----- DATA

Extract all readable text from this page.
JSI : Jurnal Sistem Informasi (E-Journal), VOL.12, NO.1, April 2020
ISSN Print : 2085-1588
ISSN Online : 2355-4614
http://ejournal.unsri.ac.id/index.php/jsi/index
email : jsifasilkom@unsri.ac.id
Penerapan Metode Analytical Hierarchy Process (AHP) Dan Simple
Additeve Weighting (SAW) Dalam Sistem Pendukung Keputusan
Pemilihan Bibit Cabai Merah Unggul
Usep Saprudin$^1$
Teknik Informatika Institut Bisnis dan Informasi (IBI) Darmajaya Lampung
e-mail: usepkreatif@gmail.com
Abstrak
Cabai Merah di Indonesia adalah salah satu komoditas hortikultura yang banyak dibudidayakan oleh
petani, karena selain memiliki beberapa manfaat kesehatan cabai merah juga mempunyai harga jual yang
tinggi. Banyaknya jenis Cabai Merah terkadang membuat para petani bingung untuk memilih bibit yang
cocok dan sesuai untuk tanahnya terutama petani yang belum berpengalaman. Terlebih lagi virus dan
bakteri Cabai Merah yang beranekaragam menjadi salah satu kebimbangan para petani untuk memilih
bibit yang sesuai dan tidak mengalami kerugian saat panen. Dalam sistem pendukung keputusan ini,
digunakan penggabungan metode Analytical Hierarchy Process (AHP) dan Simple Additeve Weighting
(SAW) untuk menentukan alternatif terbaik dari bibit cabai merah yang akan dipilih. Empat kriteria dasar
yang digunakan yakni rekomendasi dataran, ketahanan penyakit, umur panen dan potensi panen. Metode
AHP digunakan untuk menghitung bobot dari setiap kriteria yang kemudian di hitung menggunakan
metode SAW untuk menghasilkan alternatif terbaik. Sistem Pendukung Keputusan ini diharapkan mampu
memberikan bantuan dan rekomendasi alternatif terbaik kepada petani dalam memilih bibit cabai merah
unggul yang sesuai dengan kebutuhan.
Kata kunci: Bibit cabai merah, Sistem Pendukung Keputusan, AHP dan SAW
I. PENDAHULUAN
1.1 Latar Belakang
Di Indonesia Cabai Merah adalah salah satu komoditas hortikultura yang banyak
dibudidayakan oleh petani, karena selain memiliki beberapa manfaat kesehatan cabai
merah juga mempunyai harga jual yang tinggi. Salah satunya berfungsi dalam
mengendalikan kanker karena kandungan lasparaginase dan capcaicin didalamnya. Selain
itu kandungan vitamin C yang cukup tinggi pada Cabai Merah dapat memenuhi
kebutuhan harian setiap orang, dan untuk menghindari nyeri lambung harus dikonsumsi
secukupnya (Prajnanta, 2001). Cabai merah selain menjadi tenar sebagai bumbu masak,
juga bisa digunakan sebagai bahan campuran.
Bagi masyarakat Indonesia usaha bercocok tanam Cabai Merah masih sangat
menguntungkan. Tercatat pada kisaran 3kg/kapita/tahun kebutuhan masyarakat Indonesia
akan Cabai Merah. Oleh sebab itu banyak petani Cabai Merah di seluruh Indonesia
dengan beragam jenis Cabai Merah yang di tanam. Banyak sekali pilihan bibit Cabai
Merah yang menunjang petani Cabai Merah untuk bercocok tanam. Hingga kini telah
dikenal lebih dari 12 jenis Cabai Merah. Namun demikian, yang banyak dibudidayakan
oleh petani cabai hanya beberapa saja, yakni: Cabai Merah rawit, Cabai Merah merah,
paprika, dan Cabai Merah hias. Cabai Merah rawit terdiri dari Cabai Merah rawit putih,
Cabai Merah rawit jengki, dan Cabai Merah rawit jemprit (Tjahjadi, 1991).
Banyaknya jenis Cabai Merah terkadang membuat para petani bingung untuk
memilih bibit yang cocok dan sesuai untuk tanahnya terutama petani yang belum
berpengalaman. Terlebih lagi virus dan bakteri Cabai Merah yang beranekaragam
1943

----------

Repeat the material word for word.

Extract all readable text from this page.
JSI : Jurnal Sistem Informasi (E-Journal), VOL.12, NO.1, April 2020
ISSN Print : 2085-1588
ISSN Online : 2355-4614
http://ejournal.unsri.ac.id/index.php/jsi/index
email : jsifasilkom@unsri.ac.id
Penerapan Metode Analytical Hierarchy Process (AHP) Dan Simple
Additeve Weighting (SAW) Dalam Sistem Pendukung Keputusan
Pemilihan Bibit Cabai Merah Unggul
Usep Saprudin$^1$
Teknik Informatika Institut Bisnis dan Informasi (IBI) Darmajaya Lampung
e-mail: usepkreatif@gmail.com
Abstrak
Cabai Merah di Indonesia adalah salah satu komoditas hortikultura yang banyak dibudidayakan oleh
petani, karena selain memiliki beberapa manfaat kesehatan cabai merah juga mempunyai harga jual yang
tinggi. Banyaknya jenis Cabai Merah terkadang membuat para petani bingung untuk memilih bibit yang
cocok dan sesuai untuk tanahnya terutama petani yang belum berpengalaman. Terlebih lagi virus dan
bakteri Cabai Merah yang beranekaragam menjadi salah satu kebimbangan para petani untuk memilih
bibit yang sesuai dan tidak mengalami kerugian saat panen. Dalam sistem pendukung keputusan ini,
digunakan penggabungan metode Analytical Hierarchy Process (AHP) dan Simple Additeve Weighting
(SAW) untuk menentukan alternatif terbaik dari bibit cabai merah yang akan dipilih. Empat kriteria dasar
yang digunakan yakni rekomendasi dataran, ketahanan penyakit, umur panen dan potensi panen. Metode
AHP digunakan untuk menghitung bobot dari setiap kriteria yang kemudian di hitung menggunakan
metode SAW untuk menghasilkan alternatif terbaik. Sistem Pendukung Keputusan ini diharapkan mampu
memberikan bantuan dan rekomendasi alternatif terbaik kepada petani dalam memilih bibit cabai merah
unggul yang sesuai dengan kebutuhan.
Kata kunci: Bibit cabai merah, Sistem Pendukung Keputusan, AHP dan SAW
I. PENDAHULUAN
1.1 Latar Belakang
Di Indonesia Cabai Merah adalah salah satu komoditas hortikultura yang banyak
dibudidayakan oleh petani, karena selain memiliki beberapa manfaat kesehatan cabai
merah juga mempunyai harga jual yang tinggi. Salah satunya berfungsi dalam
mengendalikan kanker karena kandungan lasparaginase dan capcaicin didalamnya. Selain
itu kandungan vitamin C yang cukup tinggi pada Cabai Merah dapat memenuhi
kebutuhan harian setiap orang, dan untuk menghindari nyeri lambung harus dikonsumsi
secukupnya (Prajnanta, 2001). Cabai merah selain menjadi tenar sebagai bumbu masak,
juga bisa digunakan sebagai bahan campuran.
Bagi masyarakat Indonesia usaha bercocok tanam Cabai Merah masih sangat
menguntungkan. Tercatat pada kisaran 3kg/kapita/tahun kebutuhan masyarakat Indonesia
akan Cabai Merah. Oleh sebab itu banyak petani Cabai Merah di seluruh Indonesia
dengan beragam jenis Cabai Merah yang di tanam. Banyak sekali pilihan bibit Cabai
Merah yang menunjang petani Cabai Merah untuk bercocok tanam. Hingga kini telah
dikenal lebih dari 12 jenis Cabai Merah. Namun demikian, yang banyak dibudidayakan
oleh petani cabai hanya beberapa saja, yakni: Cabai Merah rawit, Cabai Merah merah,
paprika, dan Cabai Merah hias. Cabai Merah rawit terdiri dari Cabai Merah rawit putih,
Cabai Merah rawit jengki, dan Cabai Merah rawit jemprit (Tjahjadi, 1991).
Banyaknya jenis Cabai Merah terkadang membuat para petani bingung untuk
memilih bibit yang cocok dan sesuai untuk tanahnya terutama petani yang belum
berpengalaman. Terlebih lagi virus dan bakteri Cabai Merah yang beranekaragam
1943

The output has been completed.